Data for the task
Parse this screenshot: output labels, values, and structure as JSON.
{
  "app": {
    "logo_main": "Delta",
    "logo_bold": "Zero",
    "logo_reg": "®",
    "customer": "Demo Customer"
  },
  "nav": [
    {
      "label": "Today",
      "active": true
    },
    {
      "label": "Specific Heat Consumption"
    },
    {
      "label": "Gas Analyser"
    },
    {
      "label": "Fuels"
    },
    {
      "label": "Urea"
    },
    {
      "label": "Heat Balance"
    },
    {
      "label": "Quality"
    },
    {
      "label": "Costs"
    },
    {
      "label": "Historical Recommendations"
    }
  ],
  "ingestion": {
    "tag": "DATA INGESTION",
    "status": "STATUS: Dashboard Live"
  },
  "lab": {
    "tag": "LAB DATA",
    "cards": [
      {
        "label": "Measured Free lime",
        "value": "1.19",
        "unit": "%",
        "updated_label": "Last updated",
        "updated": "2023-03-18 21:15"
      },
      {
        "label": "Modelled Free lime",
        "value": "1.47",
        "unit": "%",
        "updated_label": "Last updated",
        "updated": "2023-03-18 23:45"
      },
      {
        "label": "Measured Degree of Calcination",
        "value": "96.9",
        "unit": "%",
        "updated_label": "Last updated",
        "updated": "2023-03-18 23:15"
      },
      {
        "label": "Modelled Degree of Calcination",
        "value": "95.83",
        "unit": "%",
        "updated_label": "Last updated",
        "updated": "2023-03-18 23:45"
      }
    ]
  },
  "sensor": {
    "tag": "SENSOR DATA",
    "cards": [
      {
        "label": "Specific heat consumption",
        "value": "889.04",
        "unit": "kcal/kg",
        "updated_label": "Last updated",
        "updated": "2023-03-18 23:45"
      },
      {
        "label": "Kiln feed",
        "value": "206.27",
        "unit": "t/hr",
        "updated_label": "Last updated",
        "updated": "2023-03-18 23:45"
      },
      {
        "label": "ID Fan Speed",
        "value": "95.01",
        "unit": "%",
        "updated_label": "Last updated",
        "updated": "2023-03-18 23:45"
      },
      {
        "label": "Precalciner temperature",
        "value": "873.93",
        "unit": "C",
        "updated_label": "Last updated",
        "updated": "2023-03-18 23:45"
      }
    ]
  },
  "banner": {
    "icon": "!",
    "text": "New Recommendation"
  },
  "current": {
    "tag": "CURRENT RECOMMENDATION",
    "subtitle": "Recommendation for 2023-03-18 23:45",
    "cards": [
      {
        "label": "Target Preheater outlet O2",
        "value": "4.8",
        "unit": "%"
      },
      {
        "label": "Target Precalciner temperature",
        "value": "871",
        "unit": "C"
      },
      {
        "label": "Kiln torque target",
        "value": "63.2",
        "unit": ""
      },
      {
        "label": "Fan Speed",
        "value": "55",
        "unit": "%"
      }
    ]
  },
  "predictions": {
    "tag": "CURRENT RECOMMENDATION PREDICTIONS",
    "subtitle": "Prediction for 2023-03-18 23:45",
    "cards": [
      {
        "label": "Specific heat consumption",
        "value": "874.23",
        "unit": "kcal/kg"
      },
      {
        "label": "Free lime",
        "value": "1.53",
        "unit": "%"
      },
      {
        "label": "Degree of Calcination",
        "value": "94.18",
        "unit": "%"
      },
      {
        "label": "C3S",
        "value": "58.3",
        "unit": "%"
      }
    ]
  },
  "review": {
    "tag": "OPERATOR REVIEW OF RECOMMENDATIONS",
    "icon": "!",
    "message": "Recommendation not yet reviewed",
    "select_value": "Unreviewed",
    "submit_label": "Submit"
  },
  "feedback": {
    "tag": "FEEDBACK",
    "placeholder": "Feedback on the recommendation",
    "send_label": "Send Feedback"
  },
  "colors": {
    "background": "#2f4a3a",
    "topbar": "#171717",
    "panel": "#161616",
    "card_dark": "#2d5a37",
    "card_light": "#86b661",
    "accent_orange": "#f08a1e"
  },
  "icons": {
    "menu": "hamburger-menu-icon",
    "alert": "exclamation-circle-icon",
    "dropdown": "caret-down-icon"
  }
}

What the exercise asks
Type out the full listing again, exactly as given.

The reply
Parse this screenshot: output labels, values, and structure as JSON.
{
  "app": {
    "logo_main": "Delta",
    "logo_bold": "Zero",
    "logo_reg": "®",
    "customer": "Demo Customer"
  },
  "nav": [
    {
      "label": "Today",
      "active": true
    },
    {
      "label": "Specific Heat Consumption"
    },
    {
      "label": "Gas Analyser"
    },
    {
      "label": "Fuels"
    },
    {
      "label": "Urea"
    },
    {
      "label": "Heat Balance"
    },
    {
      "label": "Quality"
    },
    {
      "label": "Costs"
    },
    {
      "label": "Historical Recommendations"
    }
  ],
  "ingestion": {
    "tag": "DATA INGESTION",
    "status": "STATUS: Dashboard Live"
  },
  "lab": {
    "tag": "LAB DATA",
    "cards": [
      {
        "label": "Measured Free lime",
        "value": "1.19",
        "unit": "%",
        "updated_label": "Last updated",
        "updated": "2023-03-18 21:15"
      },
      {
        "label": "Modelled Free lime",
        "value": "1.47",
        "unit": "%",
        "updated_label": "Last updated",
        "updated": "2023-03-18 23:45"
      },
      {
        "label": "Measured Degree of Calcination",
        "value": "96.9",
        "unit": "%",
        "updated_label": "Last updated",
        "updated": "2023-03-18 23:15"
      },
      {
        "label": "Modelled Degree of Calcination",
        "value": "95.83",
        "unit": "%",
        "updated_label": "Last updated",
        "updated": "2023-03-18 23:45"
      }
    ]
  },
  "sensor": {
    "tag": "SENSOR DATA",
    "cards": [
      {
        "label": "Specific heat consumption",
        "value": "889.04",
        "unit": "kcal/kg",
        "updated_label": "Last updated",
        "updated": "2023-03-18 23:45"
      },
      {
        "label": "Kiln feed",
        "value": "206.27",
        "unit": "t/hr",
        "updated_label": "Last updated",
        "updated": "2023-03-18 23:45"
      },
      {
        "label": "ID Fan Speed",
        "value": "95.01",
        "unit": "%",
        "updated_label": "Last updated",
        "updated": "2023-03-18 23:45"
      },
      {
        "label": "Precalciner temperature",
        "value": "873.93",
        "unit": "C",
        "updated_label": "Last updated",
        "updated": "2023-03-18 23:45"
      }
    ]
  },
  "banner": {
    "icon": "!",
    "text": "New Recommendation"
  },
  "current": {
    "tag": "CURRENT RECOMMENDATION",
    "subtitle": "Recommendation for 2023-03-18 23:45",
    "cards": [
      {
        "label": "Target Preheater outlet O2",
        "value": "4.8",
        "unit": "%"
      },
      {
        "label": "Target Precalciner temperature",
        "value": "871",
        "unit": "C"
      },
      {
        "label": "Kiln torque target",
        "value": "63.2",
        "unit": ""
      },
      {
        "label": "Fan Speed",
        "value": "55",
        "unit": "%"
      }
    ]
  },
  "predictions": {
    "tag": "CURRENT RECOMMENDATION PREDICTIONS",
    "subtitle": "Prediction for 2023-03-18 23:45",
    "cards": [
      {
        "label": "Specific heat consumption",
        "value": "874.23",
        "unit": "kcal/kg"
      },
      {
        "label": "Free lime",
        "value": "1.53",
        "unit": "%"
      },
      {
        "label": "Degree of Calcination",
        "value": "94.18",
        "unit": "%"
      },
      {
        "label": "C3S",
        "value": "58.3",
        "unit": "%"
      }
    ]
  },
  "review": {
    "tag": "OPERATOR REVIEW OF RECOMMENDATIONS",
    "icon": "!",
    "message": "Recommendation not yet reviewed",
    "select_value": "Unreviewed",
    "submit_label": "Submit"
  },
  "feedback": {
    "tag": "FEEDBACK",
    "placeholder": "Feedback on the recommendation",
    "send_label": "Send Feedback"
  },
  "colors": {
    "background": "#2f4a3a",
    "topbar": "#171717",
    "panel": "#161616",
    "card_dark": "#2d5a37",
    "card_light": "#86b661",
    "accent_orange": "#f08a1e"
  },
  "icons": {
    "menu": "hamburger-menu-icon",
    "alert": "exclamation-circle-icon",
    "dropdown": "caret-down-icon"
  }
}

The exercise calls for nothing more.